Repeat, without any change, the entries presented below.

[Stored data entries]
☆ ☆ ☆ ☆ ☆
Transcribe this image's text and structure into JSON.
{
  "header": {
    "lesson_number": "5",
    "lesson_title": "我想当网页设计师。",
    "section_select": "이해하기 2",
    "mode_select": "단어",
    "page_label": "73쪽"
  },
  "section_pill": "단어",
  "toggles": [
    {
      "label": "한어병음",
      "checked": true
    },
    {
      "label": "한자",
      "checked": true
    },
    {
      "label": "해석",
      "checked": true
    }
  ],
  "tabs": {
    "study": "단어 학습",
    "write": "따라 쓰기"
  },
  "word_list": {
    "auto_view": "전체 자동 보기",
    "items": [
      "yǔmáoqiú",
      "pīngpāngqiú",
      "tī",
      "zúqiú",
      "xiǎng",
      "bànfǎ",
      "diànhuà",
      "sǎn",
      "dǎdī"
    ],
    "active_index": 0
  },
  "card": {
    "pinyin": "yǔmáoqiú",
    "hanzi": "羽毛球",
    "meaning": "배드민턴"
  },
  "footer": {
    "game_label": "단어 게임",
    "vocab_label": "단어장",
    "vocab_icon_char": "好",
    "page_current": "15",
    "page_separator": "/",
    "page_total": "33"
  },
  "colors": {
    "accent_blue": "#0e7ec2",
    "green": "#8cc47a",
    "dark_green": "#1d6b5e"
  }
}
☆ ☆ ☆ ☆ ☆
=== Response to this task ===
Transcribe this image's text and structure into JSON.
{
  "header": {
    "lesson_number": "5",
    "lesson_title": "我想当网页设计师。",
    "section_select": "이해하기 2",
    "mode_select": "단어",
    "page_label": "73쪽"
  },
  "section_pill": "단어",
  "toggles": [
    {
      "label": "한어병음",
      "checked": true
    },
    {
      "label": "한자",
      "checked": true
    },
    {
      "label": "해석",
      "checked": true
    }
  ],
  "tabs": {
    "study": "단어 학습",
    "write": "따라 쓰기"
  },
  "word_list": {
    "auto_view": "전체 자동 보기",
    "items": [
      "yǔmáoqiú",
      "pīngpāngqiú",
      "tī",
      "zúqiú",
      "xiǎng",
      "bànfǎ",
      "diànhuà",
      "sǎn",
      "dǎdī"
    ],
    "active_index": 0
  },
  "card": {
    "pinyin": "yǔmáoqiú",
    "hanzi": "羽毛球",
    "meaning": "배드민턴"
  },
  "footer": {
    "game_label": "단어 게임",
    "vocab_label": "단어장",
    "vocab_icon_char": "好",
    "page_current": "15",
    "page_separator": "/",
    "page_total": "33"
  },
  "colors": {
    "accent_blue": "#0e7ec2",
    "green": "#8cc47a",
    "dark_green": "#1d6b5e"
  }
}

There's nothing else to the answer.